» What is asked: Look through the records that follow. Copy every line containing the word "Quản".

» Given records:
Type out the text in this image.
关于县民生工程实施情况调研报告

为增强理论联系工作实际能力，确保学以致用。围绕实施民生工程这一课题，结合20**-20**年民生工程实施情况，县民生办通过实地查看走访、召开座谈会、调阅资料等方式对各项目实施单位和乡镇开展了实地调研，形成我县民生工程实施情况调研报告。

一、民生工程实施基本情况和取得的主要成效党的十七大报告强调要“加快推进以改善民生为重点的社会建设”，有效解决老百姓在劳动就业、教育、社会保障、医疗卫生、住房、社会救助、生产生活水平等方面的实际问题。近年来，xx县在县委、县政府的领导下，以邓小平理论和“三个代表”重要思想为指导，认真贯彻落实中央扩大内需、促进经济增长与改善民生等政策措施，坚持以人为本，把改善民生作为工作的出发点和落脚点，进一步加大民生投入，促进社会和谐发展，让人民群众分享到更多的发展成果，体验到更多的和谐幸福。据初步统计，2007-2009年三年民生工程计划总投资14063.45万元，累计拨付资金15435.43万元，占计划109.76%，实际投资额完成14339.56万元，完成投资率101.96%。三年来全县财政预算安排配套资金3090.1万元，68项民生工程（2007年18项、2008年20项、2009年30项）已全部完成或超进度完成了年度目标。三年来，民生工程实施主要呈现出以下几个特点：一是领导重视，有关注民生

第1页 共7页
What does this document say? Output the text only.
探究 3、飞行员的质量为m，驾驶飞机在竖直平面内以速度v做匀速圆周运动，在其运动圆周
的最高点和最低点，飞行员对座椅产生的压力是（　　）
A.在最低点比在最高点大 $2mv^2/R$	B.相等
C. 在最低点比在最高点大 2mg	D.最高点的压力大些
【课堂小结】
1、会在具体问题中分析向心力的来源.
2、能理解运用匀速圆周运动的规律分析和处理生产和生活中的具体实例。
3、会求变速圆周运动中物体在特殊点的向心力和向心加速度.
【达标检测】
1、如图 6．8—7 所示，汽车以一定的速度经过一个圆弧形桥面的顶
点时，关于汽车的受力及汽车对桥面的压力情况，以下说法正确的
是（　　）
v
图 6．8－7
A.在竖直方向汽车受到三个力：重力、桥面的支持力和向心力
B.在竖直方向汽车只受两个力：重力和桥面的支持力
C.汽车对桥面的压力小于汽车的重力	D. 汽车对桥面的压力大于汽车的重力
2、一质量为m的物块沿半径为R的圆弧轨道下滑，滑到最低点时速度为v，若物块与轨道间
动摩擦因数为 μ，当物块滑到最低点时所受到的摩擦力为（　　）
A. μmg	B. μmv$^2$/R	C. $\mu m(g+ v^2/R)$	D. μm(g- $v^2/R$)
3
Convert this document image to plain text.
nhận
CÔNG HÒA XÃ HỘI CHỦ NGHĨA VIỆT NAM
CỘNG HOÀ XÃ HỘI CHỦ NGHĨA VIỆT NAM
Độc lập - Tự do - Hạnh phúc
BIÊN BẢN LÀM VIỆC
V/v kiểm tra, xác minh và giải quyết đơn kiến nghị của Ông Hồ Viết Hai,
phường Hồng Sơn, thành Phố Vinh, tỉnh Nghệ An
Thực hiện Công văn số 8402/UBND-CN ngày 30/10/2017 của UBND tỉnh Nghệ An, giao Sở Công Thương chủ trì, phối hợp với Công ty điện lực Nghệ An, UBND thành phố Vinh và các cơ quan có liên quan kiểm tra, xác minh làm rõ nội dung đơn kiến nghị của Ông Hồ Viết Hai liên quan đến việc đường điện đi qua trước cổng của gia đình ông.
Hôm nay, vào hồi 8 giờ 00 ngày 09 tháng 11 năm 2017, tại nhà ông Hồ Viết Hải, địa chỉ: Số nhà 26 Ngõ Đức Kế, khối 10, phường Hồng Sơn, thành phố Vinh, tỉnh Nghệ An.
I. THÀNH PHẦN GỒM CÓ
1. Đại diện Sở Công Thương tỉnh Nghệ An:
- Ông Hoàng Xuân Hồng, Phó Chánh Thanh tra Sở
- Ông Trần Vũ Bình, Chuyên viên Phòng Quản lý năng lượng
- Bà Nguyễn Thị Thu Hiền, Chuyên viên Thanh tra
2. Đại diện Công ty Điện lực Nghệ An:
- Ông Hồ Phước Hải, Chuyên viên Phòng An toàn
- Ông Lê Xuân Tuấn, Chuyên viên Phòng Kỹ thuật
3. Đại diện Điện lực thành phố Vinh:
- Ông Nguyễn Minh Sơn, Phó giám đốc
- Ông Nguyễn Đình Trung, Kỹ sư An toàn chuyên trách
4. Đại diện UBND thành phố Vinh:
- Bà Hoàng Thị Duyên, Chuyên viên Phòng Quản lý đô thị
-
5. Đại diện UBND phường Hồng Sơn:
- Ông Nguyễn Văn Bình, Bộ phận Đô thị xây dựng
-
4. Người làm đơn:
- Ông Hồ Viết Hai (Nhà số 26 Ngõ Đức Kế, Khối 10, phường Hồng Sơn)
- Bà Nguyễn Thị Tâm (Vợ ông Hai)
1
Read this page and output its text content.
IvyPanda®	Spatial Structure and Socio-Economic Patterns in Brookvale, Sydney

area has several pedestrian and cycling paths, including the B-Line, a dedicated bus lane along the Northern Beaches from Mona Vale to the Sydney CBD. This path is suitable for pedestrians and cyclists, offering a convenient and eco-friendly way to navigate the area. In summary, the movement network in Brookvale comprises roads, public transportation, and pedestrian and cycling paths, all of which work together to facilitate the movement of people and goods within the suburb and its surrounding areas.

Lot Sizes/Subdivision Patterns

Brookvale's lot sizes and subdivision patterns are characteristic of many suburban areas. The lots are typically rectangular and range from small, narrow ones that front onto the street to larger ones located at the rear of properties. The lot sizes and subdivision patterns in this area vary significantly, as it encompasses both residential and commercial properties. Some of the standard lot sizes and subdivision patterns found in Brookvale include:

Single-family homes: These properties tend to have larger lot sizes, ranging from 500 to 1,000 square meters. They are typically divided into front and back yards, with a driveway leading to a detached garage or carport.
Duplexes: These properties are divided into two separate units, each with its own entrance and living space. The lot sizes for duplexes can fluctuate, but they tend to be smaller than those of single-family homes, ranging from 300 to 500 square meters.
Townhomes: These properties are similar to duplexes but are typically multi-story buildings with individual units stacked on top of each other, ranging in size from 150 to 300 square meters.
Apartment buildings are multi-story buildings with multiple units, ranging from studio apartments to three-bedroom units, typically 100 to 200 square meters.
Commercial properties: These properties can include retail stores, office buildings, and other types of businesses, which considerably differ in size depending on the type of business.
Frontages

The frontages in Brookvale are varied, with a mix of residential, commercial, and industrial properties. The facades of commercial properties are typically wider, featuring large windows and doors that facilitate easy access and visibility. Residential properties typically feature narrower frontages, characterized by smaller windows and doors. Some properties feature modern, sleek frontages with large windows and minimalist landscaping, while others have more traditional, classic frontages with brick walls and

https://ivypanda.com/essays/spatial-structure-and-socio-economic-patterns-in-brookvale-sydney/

» Response:
- Ông Trần Vũ Bình, Chuyên viên Phòng Quản lý năng lượng
- Bà Hoàng Thị Duyên, Chuyên viên Phòng Quản lý đô thị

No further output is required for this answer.